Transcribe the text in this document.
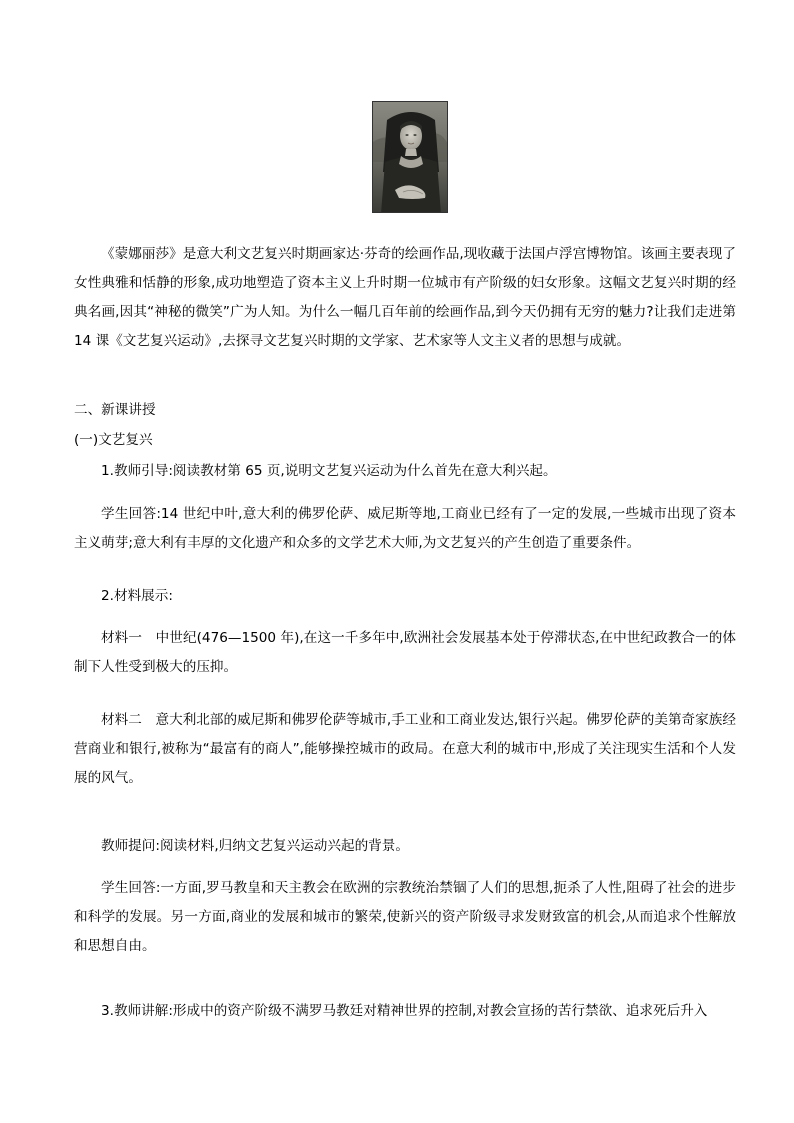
《蒙娜丽莎》是意大利文艺复兴时期画家达·芬奇的绘画作品,现收藏于法国卢浮宫博物馆。该画主要表现了女性典雅和恬静的形象,成功地塑造了资本主义上升时期一位城市有产阶级的妇女形象。这幅文艺复兴时期的经典名画,因其“神秘的微笑”广为人知。为什么一幅几百年前的绘画作品,到今天仍拥有无穷的魅力?让我们走进第 14 课《文艺复兴运动》,去探寻文艺复兴时期的文学家、艺术家等人文主义者的思想与成就。

二、新课讲授

(一)文艺复兴

1.教师引导:阅读教材第 65 页,说明文艺复兴运动为什么首先在意大利兴起。

学生回答:14 世纪中叶,意大利的佛罗伦萨、威尼斯等地,工商业已经有了一定的发展,一些城市出现了资本主义萌芽;意大利有丰厚的文化遗产和众多的文学艺术大师,为文艺复兴的产生创造了重要条件。

2.材料展示:

材料一　中世纪(476—1500 年),在这一千多年中,欧洲社会发展基本处于停滞状态,在中世纪政教合一的体制下人性受到极大的压抑。

材料二　意大利北部的威尼斯和佛罗伦萨等城市,手工业和工商业发达,银行兴起。佛罗伦萨的美第奇家族经营商业和银行,被称为“最富有的商人”,能够操控城市的政局。在意大利的城市中,形成了关注现实生活和个人发展的风气。

教师提问:阅读材料,归纳文艺复兴运动兴起的背景。

学生回答:一方面,罗马教皇和天主教会在欧洲的宗教统治禁锢了人们的思想,扼杀了人性,阻碍了社会的进步和科学的发展。另一方面,商业的发展和城市的繁荣,使新兴的资产阶级寻求发财致富的机会,从而追求个性解放和思想自由。

3.教师讲解:形成中的资产阶级不满罗马教廷对精神世界的控制,对教会宣扬的苦行禁欲、追求死后升入
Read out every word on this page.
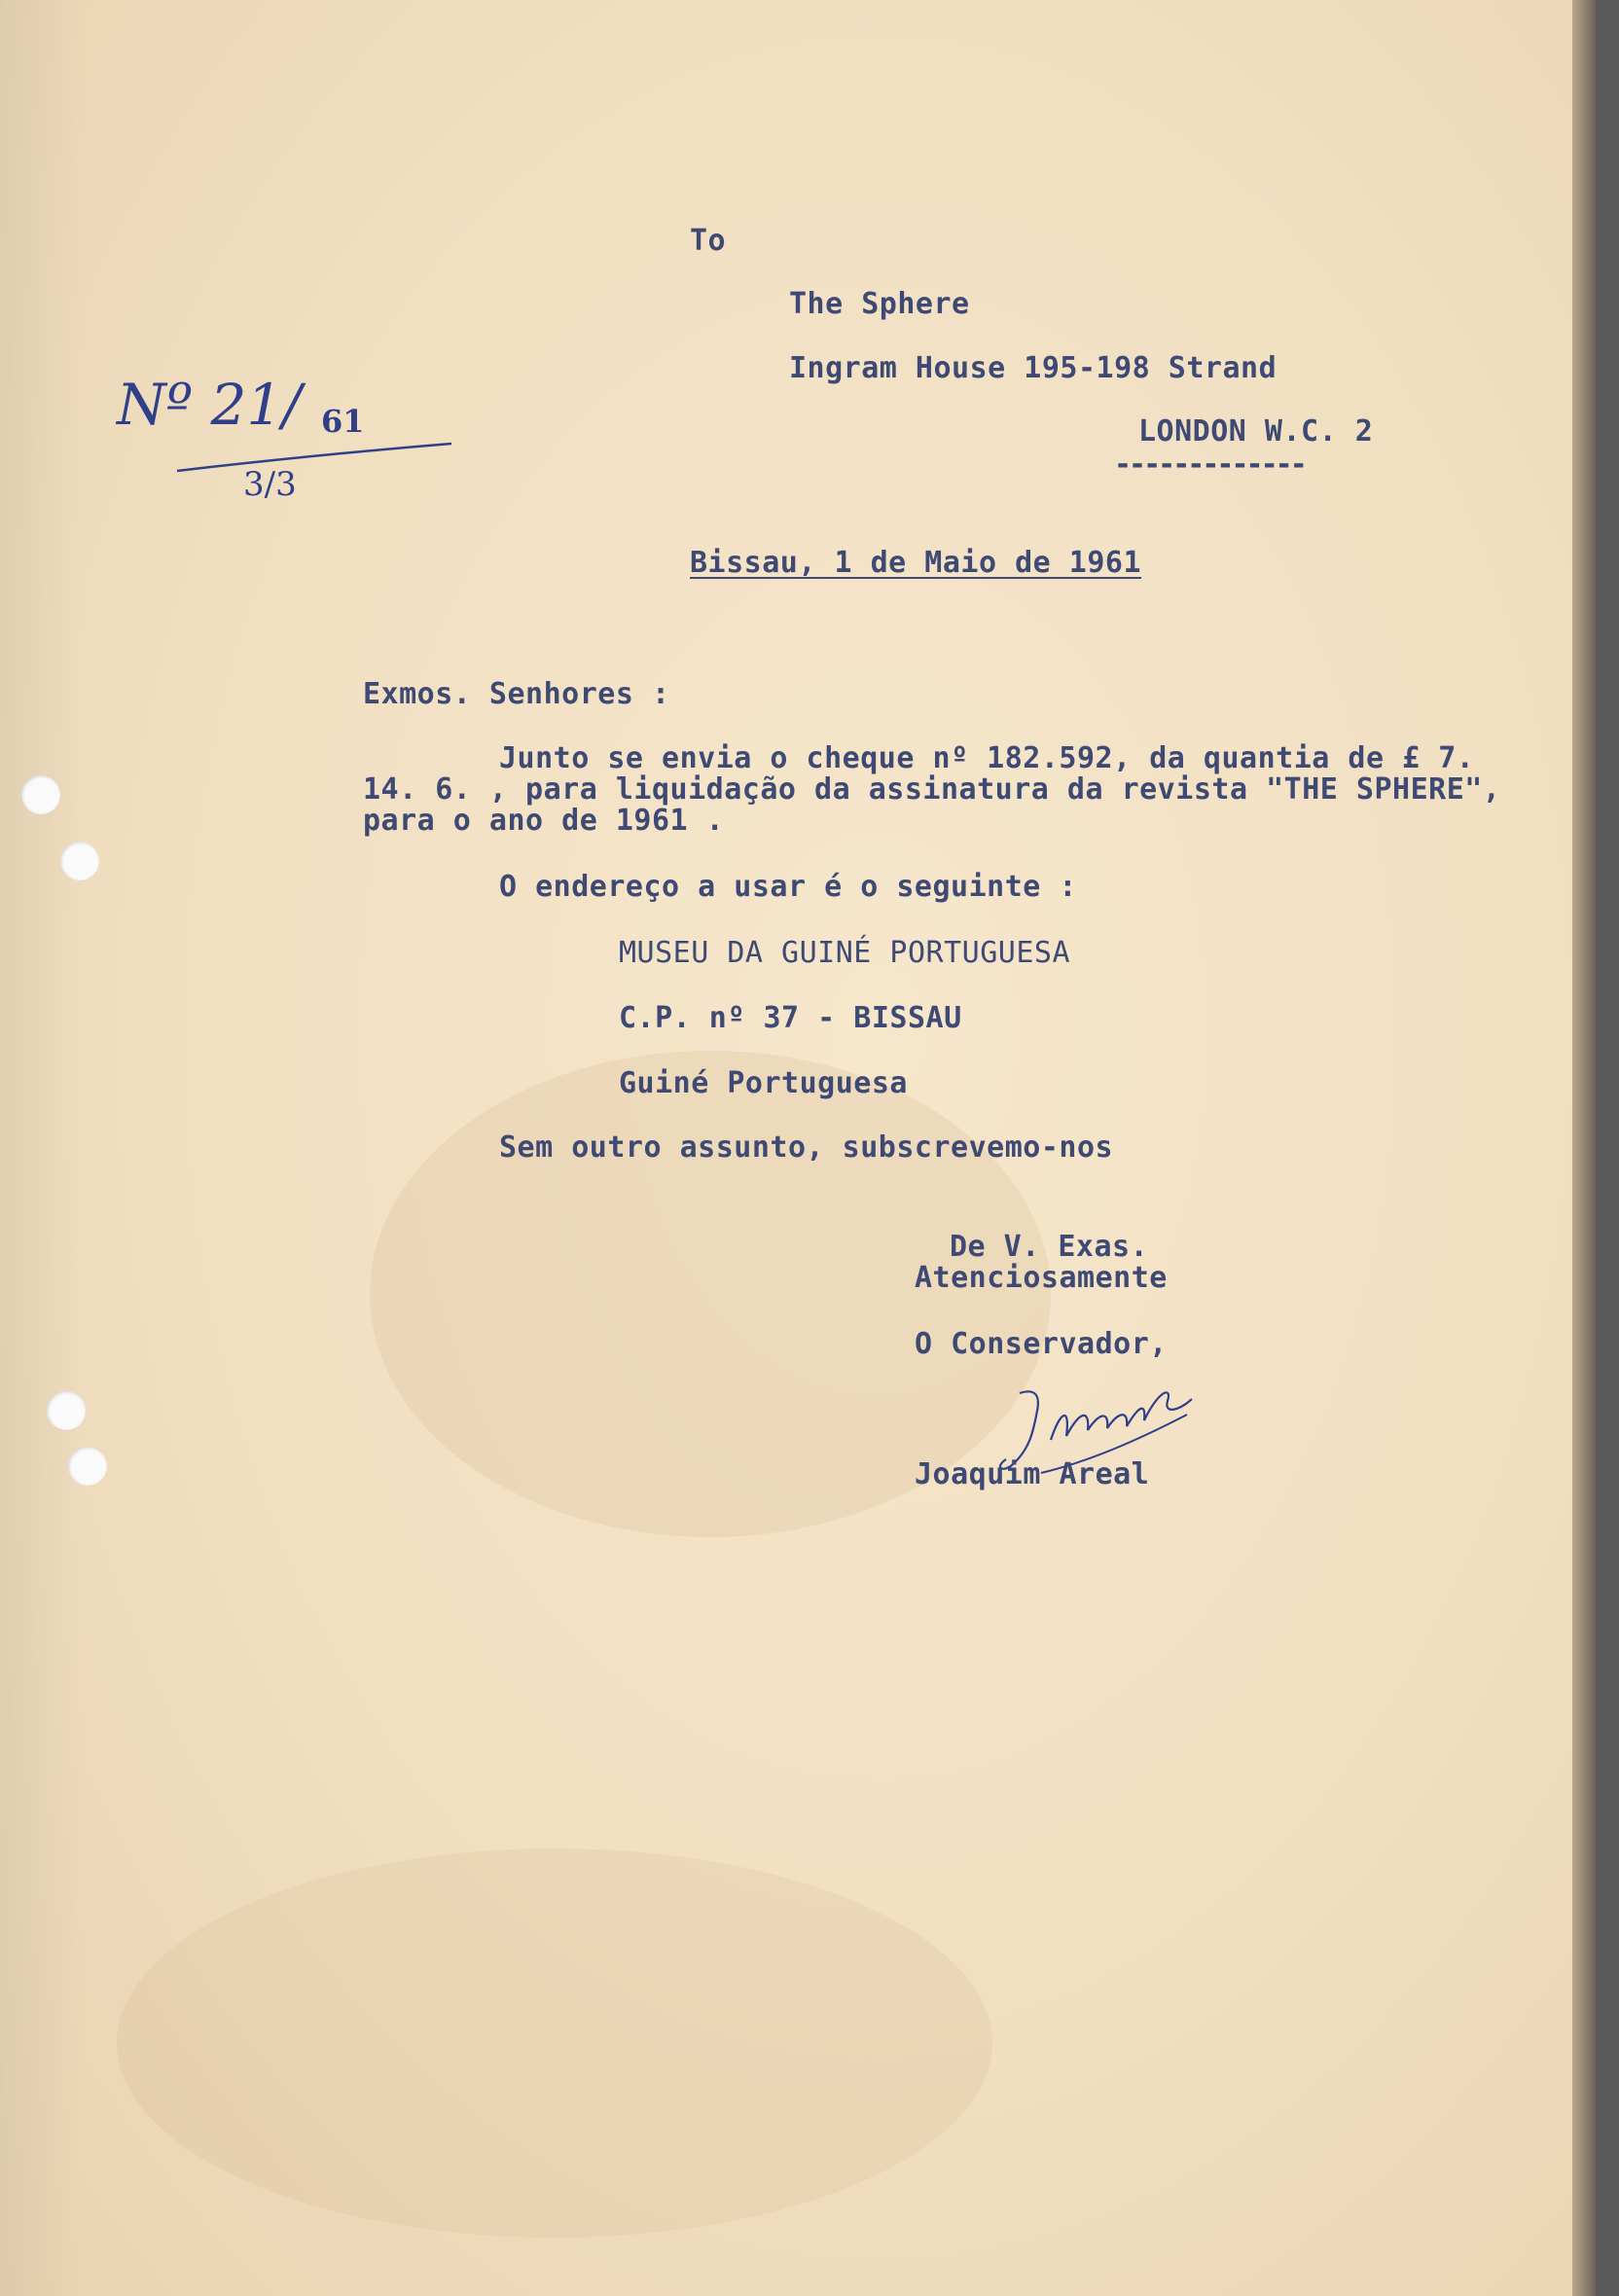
To
The Sphere
Ingram House 195-198 Strand
LONDON W.C. 2
-------------
Nº 21/ 61
3/3
Bissau, 1 de Maio de 1961
Exmos. Senhores :
Junto se envia o cheque nº 182.592, da quantia de £ 7.
14. 6. , para liquidação da assinatura da revista "THE SPHERE",
para o ano de 1961 .
O endereço a usar é o seguinte :
MUSEU DA GUINÉ PORTUGUESA
C.P. nº 37 - BISSAU
Guiné Portuguesa
Sem outro assunto, subscrevemo-nos
De V. Exas.
Atenciosamente
O Conservador,
Joaquim Areal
___
### Work instructions
Using the listing above, locate the lines that hold "para" and copy each one.

### Answer to this problem
14. 6. , para liquidação da assinatura da revista "THE SPHERE",
para o ano de 1961 .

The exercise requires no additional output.